— Start of Records provided —

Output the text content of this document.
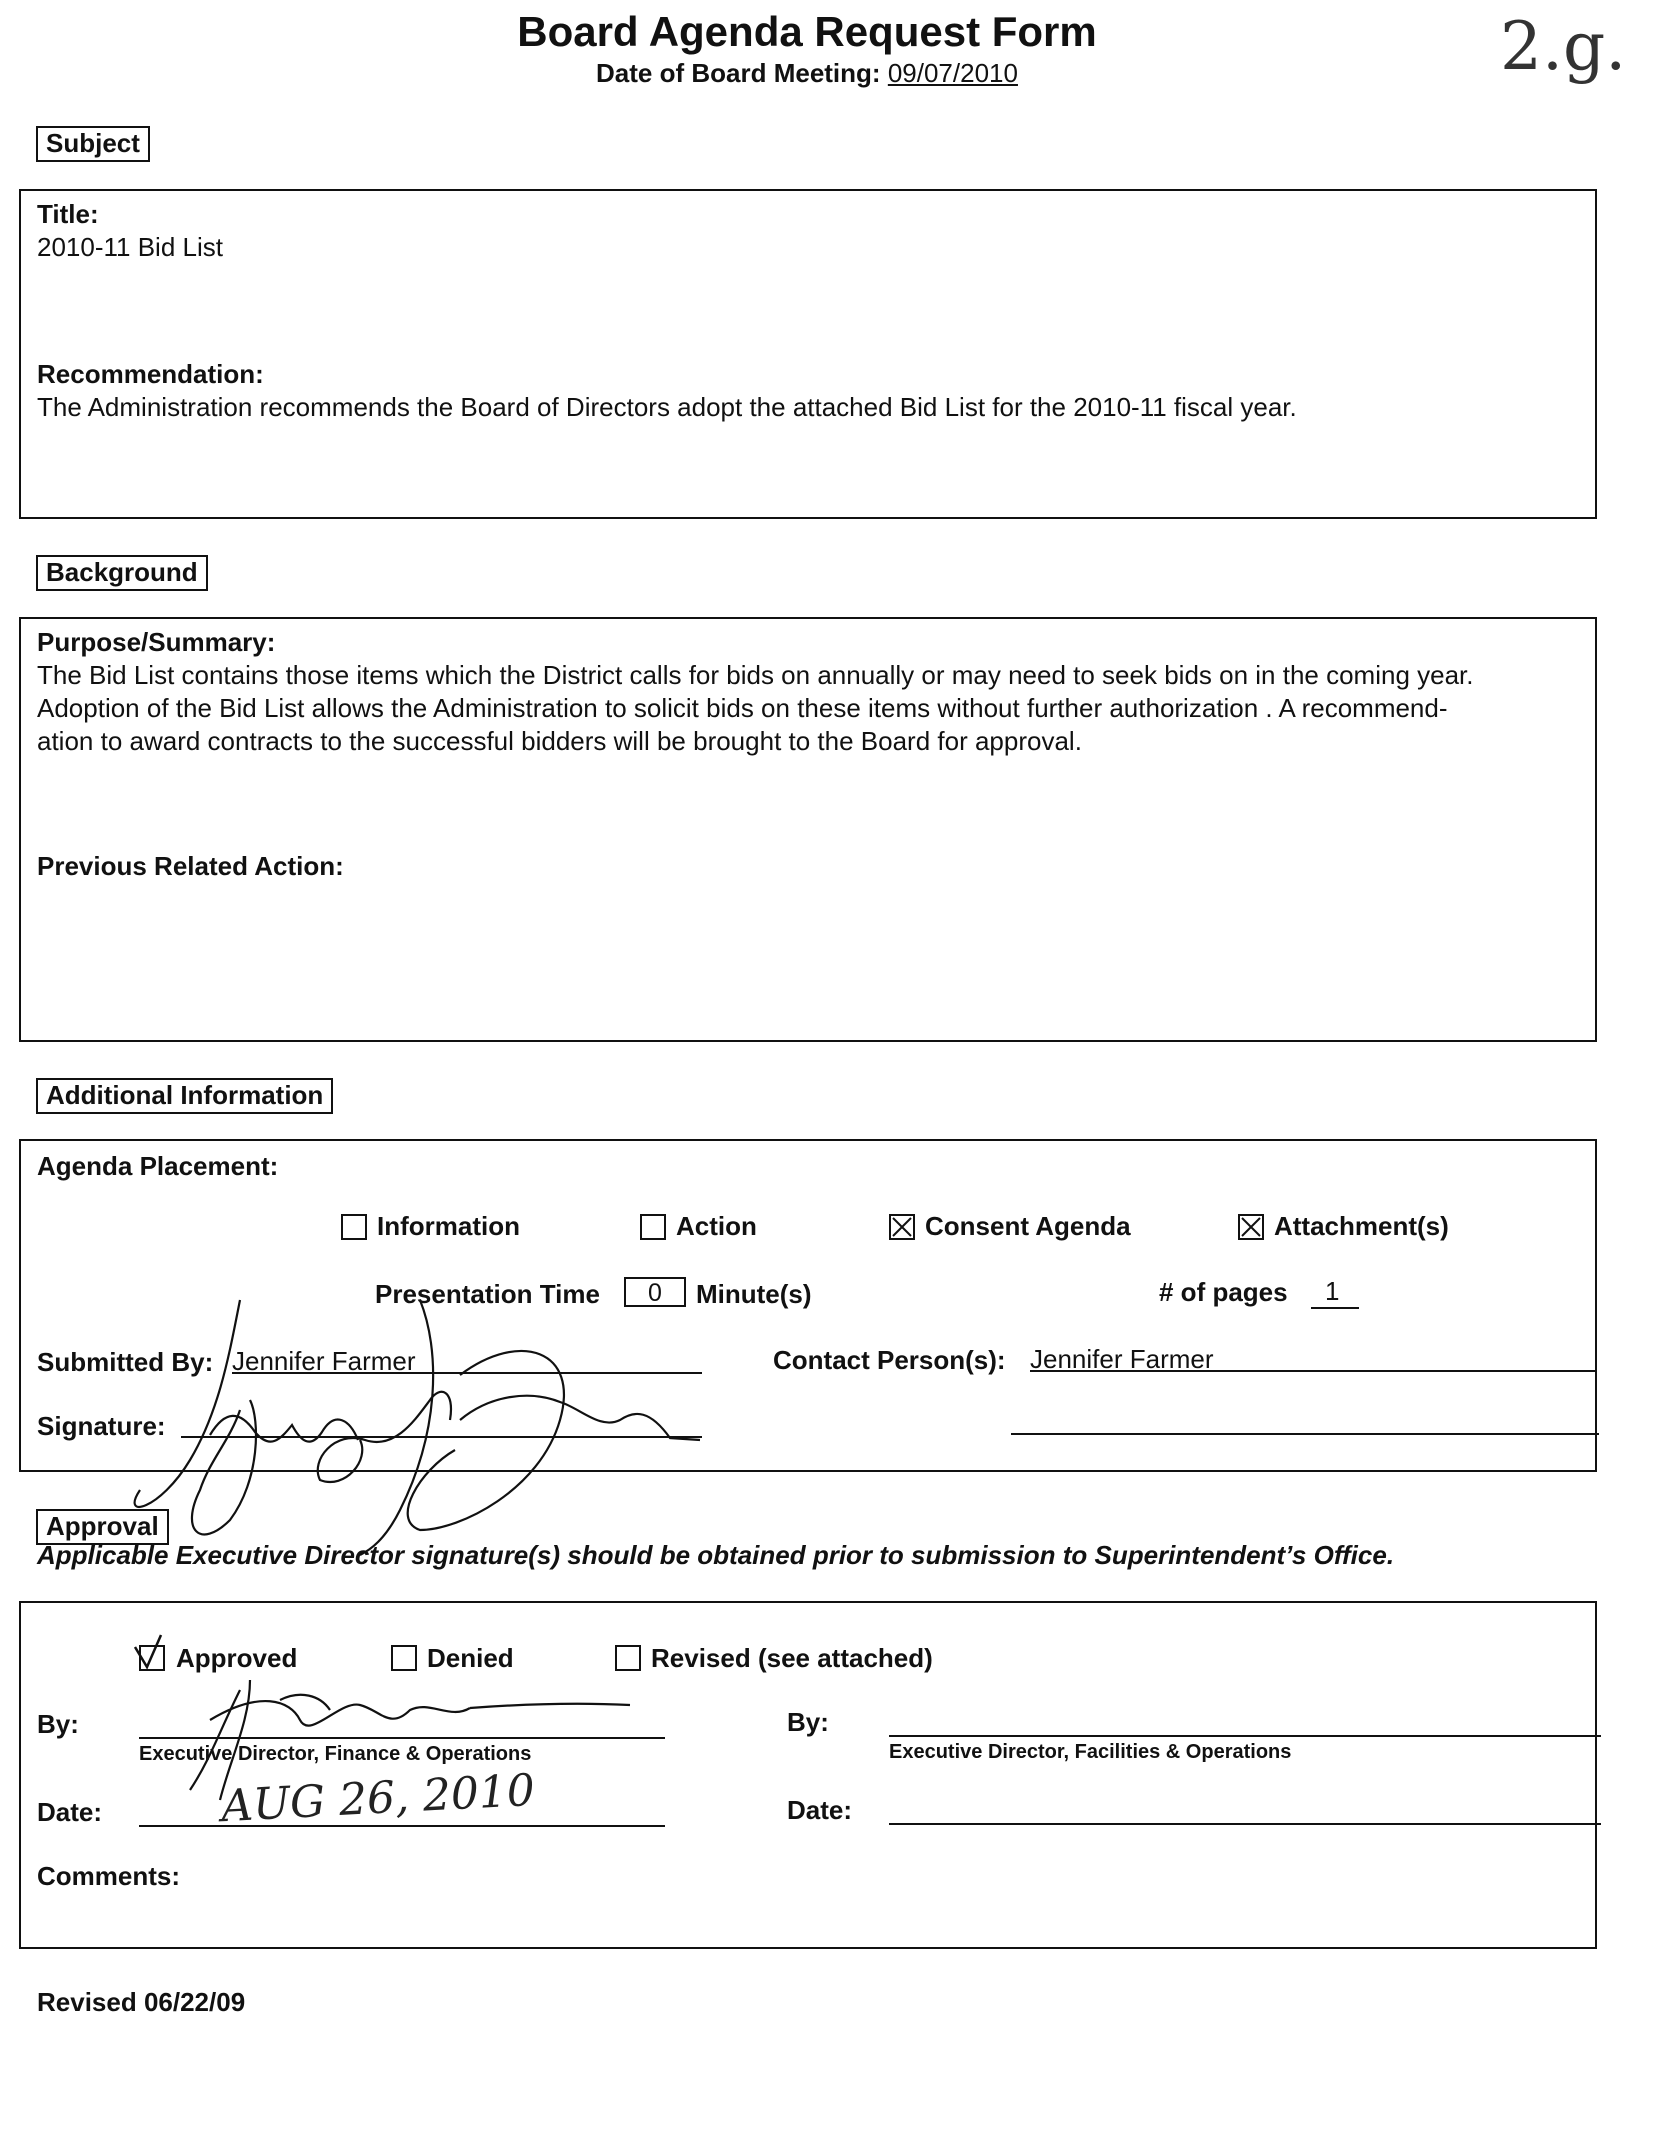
Board Agenda Request Form
Date of Board Meeting: 09/07/2010	2.g.
Subject
Title:
2010-11 Bid List
Recommendation:
The Administration recommends the Board of Directors adopt the attached Bid List for the 2010-11 fiscal year.
Background
Purpose/Summary:
The Bid List contains those items which the District calls for bids on annually or may need to seek bids on in the coming year.
Adoption of the Bid List allows the Administration to solicit bids on these items without further authorization . A recommend-
ation to award contracts to the successful bidders will be brought to the Board for approval.
Previous Related Action:
Additional Information
Agenda Placement:
Information	Action	Consent Agenda	Attachment(s)
Presentation Time	0	Minute(s)	# of pages 1
Submitted By: Jennifer Farmer	Contact Person(s): Jennifer Farmer
Signature:
Approval
Applicable Executive Director signature(s) should be obtained prior to submission to Superintendent’s Office.
Approved	Denied	Revised (see attached)
By:
Executive Director, Finance & Operations
By:
Executive Director, Facilities & Operations
Date:	AUG 26, 2010	Date:
Comments:
Revised 06/22/09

— End of Records provided —

## What you need to do
Pull every line containing the word "Operations" out of the material.

## Result of the task
Executive Director, Finance & Operations
Executive Director, Facilities & Operations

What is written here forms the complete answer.